> OBJECTIVE
Repeat each entry as written and leave the images out of the copy.

> INPUT RECORDS

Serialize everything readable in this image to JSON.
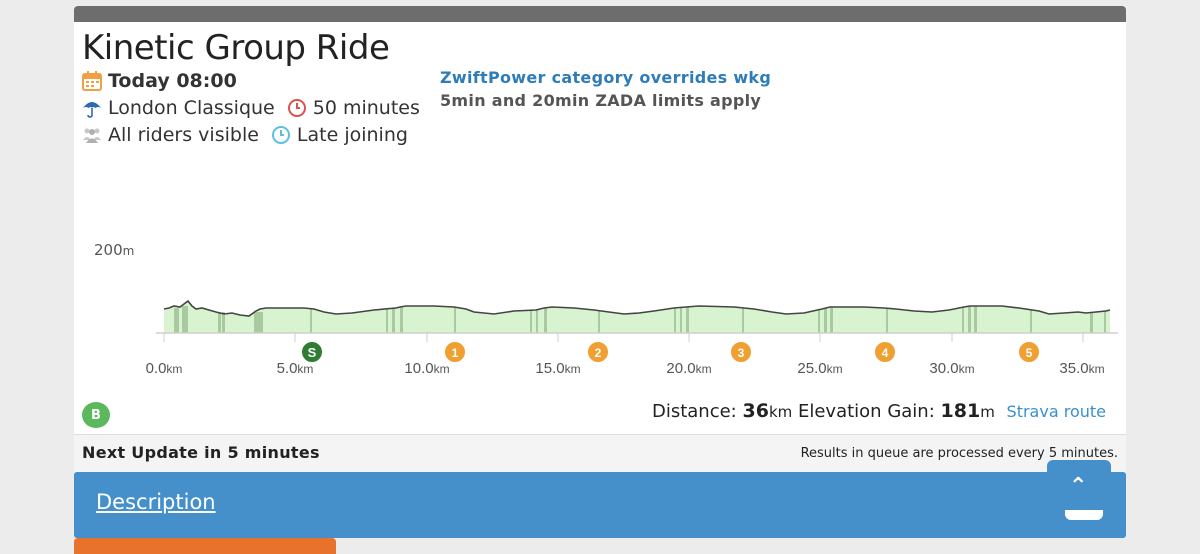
{
  "event": {
    "title": "Kinetic Group Ride",
    "datetime": "Today 08:00",
    "route": "London Classique",
    "duration": "50 minutes",
    "visibility": "All riders visible",
    "joining": "Late joining"
  },
  "notes": {
    "category": "ZwiftPower category overrides wkg",
    "limits": "5min and 20min ZADA limits apply"
  },
  "profile": {
    "y_label": "200",
    "y_unit": "m",
    "x_ticks": [
      "0.0",
      "5.0",
      "10.0",
      "15.0",
      "20.0",
      "25.0",
      "30.0",
      "35.0"
    ],
    "x_unit": "km",
    "markers": [
      "S",
      "1",
      "2",
      "3",
      "4",
      "5"
    ],
    "fill_color": "#d8f3cf",
    "climb_color": "#a9c99f",
    "line_color": "#444444"
  },
  "summary": {
    "distance_label": "Distance:",
    "distance_value": "36",
    "distance_unit": "km",
    "elevation_label": "Elevation Gain:",
    "elevation_value": "181",
    "elevation_unit": "m",
    "strava_link": "Strava route",
    "badge": "B"
  },
  "update_bar": {
    "next_update": "Next Update in 5 minutes",
    "queue_note": "Results in queue are processed every 5 minutes."
  },
  "description": {
    "label": "Description"
  },
  "scroll_top": {
    "icon": "chevron-up-icon"
  }
}
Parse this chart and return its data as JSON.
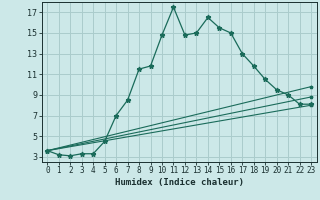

> RESULT OF THE TASK
Serialize everything readable in this image to JSON.
{
  "event": {
    "title": "Kinetic Group Ride",
    "datetime": "Today 08:00",
    "route": "London Classique",
    "duration": "50 minutes",
    "visibility": "All riders visible",
    "joining": "Late joining"
  },
  "notes": {
    "category": "ZwiftPower category overrides wkg",
    "limits": "5min and 20min ZADA limits apply"
  },
  "profile": {
    "y_label": "200",
    "y_unit": "m",
    "x_ticks": [
      "0.0",
      "5.0",
      "10.0",
      "15.0",
      "20.0",
      "25.0",
      "30.0",
      "35.0"
    ],
    "x_unit": "km",
    "markers": [
      "S",
      "1",
      "2",
      "3",
      "4",
      "5"
    ],
    "fill_color": "#d8f3cf",
    "climb_color": "#a9c99f",
    "line_color": "#444444"
  },
  "summary": {
    "distance_label": "Distance:",
    "distance_value": "36",
    "distance_unit": "km",
    "elevation_label": "Elevation Gain:",
    "elevation_value": "181",
    "elevation_unit": "m",
    "strava_link": "Strava route",
    "badge": "B"
  },
  "update_bar": {
    "next_update": "Next Update in 5 minutes",
    "queue_note": "Results in queue are processed every 5 minutes."
  },
  "description": {
    "label": "Description"
  },
  "scroll_top": {
    "icon": "chevron-up-icon"
  }
}
Parse this chart and return its data as JSON.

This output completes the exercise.